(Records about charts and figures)
◆ ◆ ◆

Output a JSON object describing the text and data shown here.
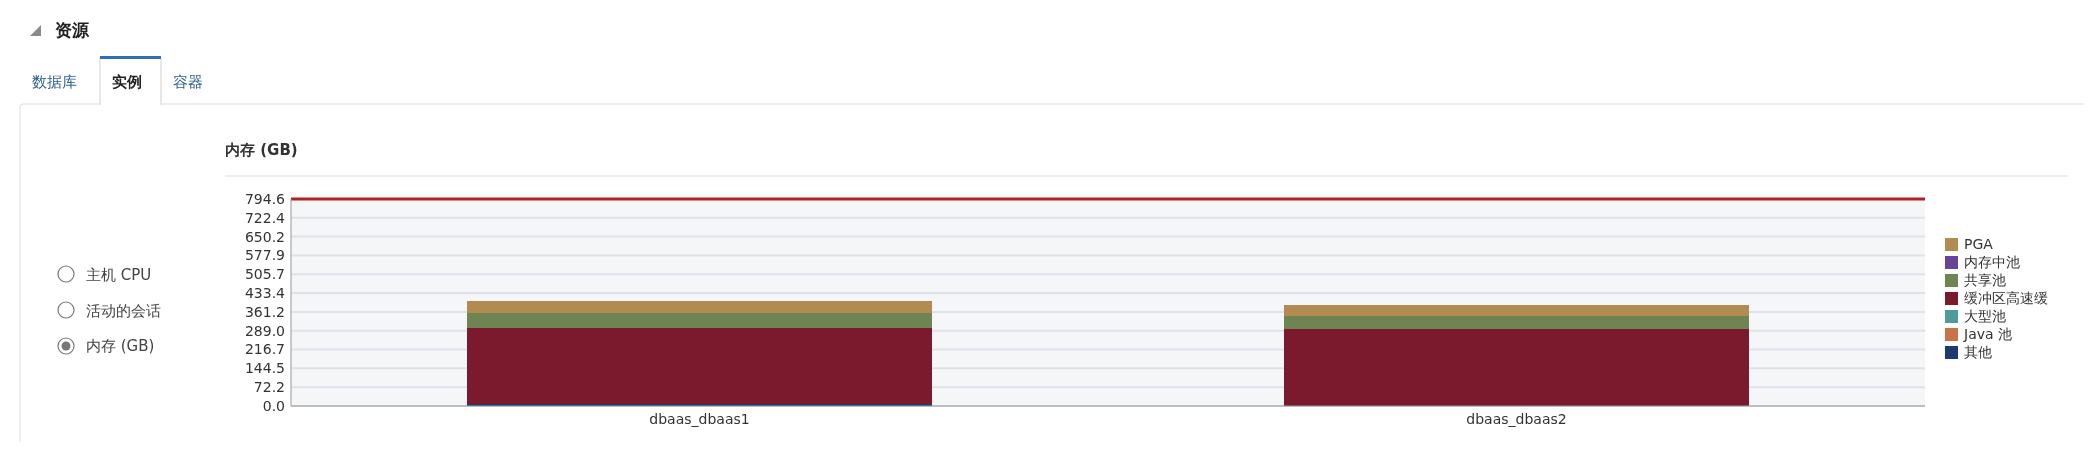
{
  "chart_data": {
    "type": "bar",
    "title": "内存 (GB)",
    "stacked": true,
    "categories": [
      "dbaas_dbaas1",
      "dbaas_dbaas2"
    ],
    "series": [
      {
        "name": "其他",
        "color": "#1f3a6e",
        "values": [
          8,
          null
        ]
      },
      {
        "name": "Java 池",
        "color": "#c8734a",
        "values": [
          0,
          0
        ]
      },
      {
        "name": "大型池",
        "color": "#4f9a9a",
        "values": [
          0,
          0
        ]
      },
      {
        "name": "缓冲区高速缓",
        "color": "#7b1a2c",
        "values": [
          291,
          295
        ]
      },
      {
        "name": "共享池",
        "color": "#6e8453",
        "values": [
          57,
          51
        ]
      },
      {
        "name": "内存中池",
        "color": "#65449a",
        "values": [
          0,
          0
        ]
      },
      {
        "name": "PGA",
        "color": "#b38b50",
        "values": [
          48,
          41
        ]
      }
    ],
    "ylim": [
      0,
      794.6
    ],
    "yticks": [
      {
        "value": 0,
        "label": "0.0"
      },
      72.2,
      144.5,
      216.7,
      {
        "value": 289,
        "label": "289.0"
      },
      361.2,
      433.4,
      505.7,
      577.9,
      650.2,
      722.4,
      794.6
    ],
    "grid": "y",
    "legend": "right",
    "ref_lines": [
      {
        "axis": "y",
        "value": 794.6,
        "color": "#b22222"
      }
    ],
    "annotations": [
      "资源",
      "数据库",
      "实例",
      "容器",
      "主机 CPU",
      "活动的会话",
      "内存 (GB)"
    ]
  }
}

◆ ◆ ◆

Pick out and copy the lines of the entries that hold the string "name".

**Task response**
        "name": "其他",
        "name": "Java 池",
        "name": "大型池",
        "name": "缓冲区高速缓",
        "name": "共享池",
        "name": "内存中池",
        "name": "PGA",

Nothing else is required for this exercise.